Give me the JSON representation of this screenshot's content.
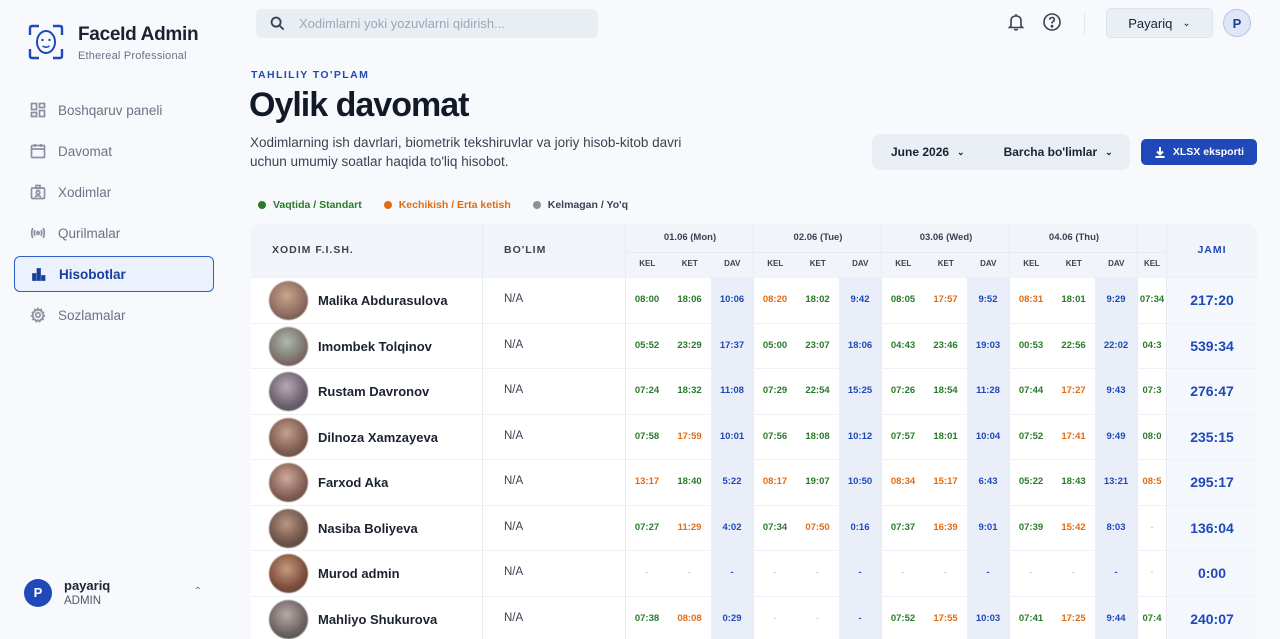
{
  "brand": {
    "title": "FaceId Admin",
    "subtitle": "Ethereal Professional"
  },
  "sidebar": {
    "items": [
      {
        "label": "Boshqaruv paneli",
        "icon": "grid-icon",
        "active": false
      },
      {
        "label": "Davomat",
        "icon": "calendar-icon",
        "active": false
      },
      {
        "label": "Xodimlar",
        "icon": "badge-icon",
        "active": false
      },
      {
        "label": "Qurilmalar",
        "icon": "broadcast-icon",
        "active": false
      },
      {
        "label": "Hisobotlar",
        "icon": "bar-chart-icon",
        "active": true
      },
      {
        "label": "Sozlamalar",
        "icon": "gear-icon",
        "active": false
      }
    ],
    "user": {
      "initial": "P",
      "name": "payariq",
      "role": "ADMIN"
    }
  },
  "topbar": {
    "search_placeholder": "Xodimlarni yoki yozuvlarni qidirish...",
    "org_select": "Payariq",
    "avatar_initial": "P"
  },
  "header": {
    "eyebrow": "TAHLILIY TO'PLAM",
    "title": "Oylik davomat",
    "description": "Xodimlarning ish davrlari, biometrik tekshiruvlar va joriy hisob-kitob davri uchun umumiy soatlar haqida to'liq hisobot.",
    "month_filter": "June 2026",
    "dept_filter": "Barcha bo'limlar",
    "export_label": "XLSX eksporti"
  },
  "legend": [
    {
      "label": "Vaqtida / Standart",
      "color": "#2a7a2a"
    },
    {
      "label": "Kechikish / Erta ketish",
      "color": "#e36b12"
    },
    {
      "label": "Kelmagan / Yo'q",
      "color": "#8a8f99"
    }
  ],
  "table": {
    "col_name": "XODIM F.I.SH.",
    "col_dept": "BO'LIM",
    "col_total": "JAMI",
    "days": [
      "01.06 (Mon)",
      "02.06 (Tue)",
      "03.06 (Wed)",
      "04.06 (Thu)"
    ],
    "sub_cols": [
      "KEL",
      "KET",
      "DAV"
    ],
    "partial_sub": "KEL",
    "rows": [
      {
        "name": "Malika Abdurasulova",
        "dept": "N/A",
        "cells": [
          [
            "08:00",
            "g"
          ],
          [
            "18:06",
            "g"
          ],
          [
            "10:06",
            "b"
          ],
          [
            "08:20",
            "o"
          ],
          [
            "18:02",
            "g"
          ],
          [
            "9:42",
            "b"
          ],
          [
            "08:05",
            "g"
          ],
          [
            "17:57",
            "o"
          ],
          [
            "9:52",
            "b"
          ],
          [
            "08:31",
            "o"
          ],
          [
            "18:01",
            "g"
          ],
          [
            "9:29",
            "b"
          ],
          [
            "07:34",
            "g"
          ]
        ],
        "total": "217:20"
      },
      {
        "name": "Imombek Tolqinov",
        "dept": "N/A",
        "cells": [
          [
            "05:52",
            "g"
          ],
          [
            "23:29",
            "g"
          ],
          [
            "17:37",
            "b"
          ],
          [
            "05:00",
            "g"
          ],
          [
            "23:07",
            "g"
          ],
          [
            "18:06",
            "b"
          ],
          [
            "04:43",
            "g"
          ],
          [
            "23:46",
            "g"
          ],
          [
            "19:03",
            "b"
          ],
          [
            "00:53",
            "g"
          ],
          [
            "22:56",
            "g"
          ],
          [
            "22:02",
            "b"
          ],
          [
            "04:3",
            "g"
          ]
        ],
        "total": "539:34"
      },
      {
        "name": "Rustam Davronov",
        "dept": "N/A",
        "cells": [
          [
            "07:24",
            "g"
          ],
          [
            "18:32",
            "g"
          ],
          [
            "11:08",
            "b"
          ],
          [
            "07:29",
            "g"
          ],
          [
            "22:54",
            "g"
          ],
          [
            "15:25",
            "b"
          ],
          [
            "07:26",
            "g"
          ],
          [
            "18:54",
            "g"
          ],
          [
            "11:28",
            "b"
          ],
          [
            "07:44",
            "g"
          ],
          [
            "17:27",
            "o"
          ],
          [
            "9:43",
            "b"
          ],
          [
            "07:3",
            "g"
          ]
        ],
        "total": "276:47"
      },
      {
        "name": "Dilnoza Xamzayeva",
        "dept": "N/A",
        "cells": [
          [
            "07:58",
            "g"
          ],
          [
            "17:59",
            "o"
          ],
          [
            "10:01",
            "b"
          ],
          [
            "07:56",
            "g"
          ],
          [
            "18:08",
            "g"
          ],
          [
            "10:12",
            "b"
          ],
          [
            "07:57",
            "g"
          ],
          [
            "18:01",
            "g"
          ],
          [
            "10:04",
            "b"
          ],
          [
            "07:52",
            "g"
          ],
          [
            "17:41",
            "o"
          ],
          [
            "9:49",
            "b"
          ],
          [
            "08:0",
            "g"
          ]
        ],
        "total": "235:15"
      },
      {
        "name": "Farxod Aka",
        "dept": "N/A",
        "cells": [
          [
            "13:17",
            "o"
          ],
          [
            "18:40",
            "g"
          ],
          [
            "5:22",
            "b"
          ],
          [
            "08:17",
            "o"
          ],
          [
            "19:07",
            "g"
          ],
          [
            "10:50",
            "b"
          ],
          [
            "08:34",
            "o"
          ],
          [
            "15:17",
            "o"
          ],
          [
            "6:43",
            "b"
          ],
          [
            "05:22",
            "g"
          ],
          [
            "18:43",
            "g"
          ],
          [
            "13:21",
            "b"
          ],
          [
            "08:5",
            "o"
          ]
        ],
        "total": "295:17"
      },
      {
        "name": "Nasiba Boliyeva",
        "dept": "N/A",
        "cells": [
          [
            "07:27",
            "g"
          ],
          [
            "11:29",
            "o"
          ],
          [
            "4:02",
            "b"
          ],
          [
            "07:34",
            "g"
          ],
          [
            "07:50",
            "o"
          ],
          [
            "0:16",
            "b"
          ],
          [
            "07:37",
            "g"
          ],
          [
            "16:39",
            "o"
          ],
          [
            "9:01",
            "b"
          ],
          [
            "07:39",
            "g"
          ],
          [
            "15:42",
            "o"
          ],
          [
            "8:03",
            "b"
          ],
          [
            "-",
            "x"
          ]
        ],
        "total": "136:04"
      },
      {
        "name": "Murod admin",
        "dept": "N/A",
        "cells": [
          [
            "-",
            "x"
          ],
          [
            "-",
            "x"
          ],
          [
            "-",
            "b"
          ],
          [
            "-",
            "x"
          ],
          [
            "-",
            "x"
          ],
          [
            "-",
            "b"
          ],
          [
            "-",
            "x"
          ],
          [
            "-",
            "x"
          ],
          [
            "-",
            "b"
          ],
          [
            "-",
            "x"
          ],
          [
            "-",
            "x"
          ],
          [
            "-",
            "b"
          ],
          [
            "-",
            "x"
          ]
        ],
        "total": "0:00"
      },
      {
        "name": "Mahliyo Shukurova",
        "dept": "N/A",
        "cells": [
          [
            "07:38",
            "g"
          ],
          [
            "08:08",
            "o"
          ],
          [
            "0:29",
            "b"
          ],
          [
            "-",
            "x"
          ],
          [
            "-",
            "x"
          ],
          [
            "-",
            "b"
          ],
          [
            "07:52",
            "g"
          ],
          [
            "17:55",
            "o"
          ],
          [
            "10:03",
            "b"
          ],
          [
            "07:41",
            "g"
          ],
          [
            "17:25",
            "o"
          ],
          [
            "9:44",
            "b"
          ],
          [
            "07:4",
            "g"
          ]
        ],
        "total": "240:07"
      }
    ]
  }
}
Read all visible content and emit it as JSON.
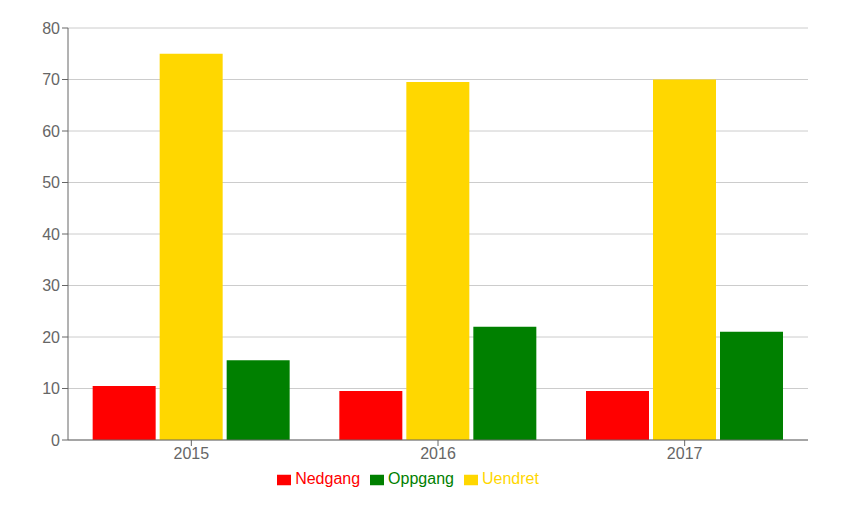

__What you have to do__
Your task is to pick out every line with the string "content" and copy it.

__Correct answer__
Give me the JSON representation of this screenshot's content.
Read all visible content and emit it as JSON.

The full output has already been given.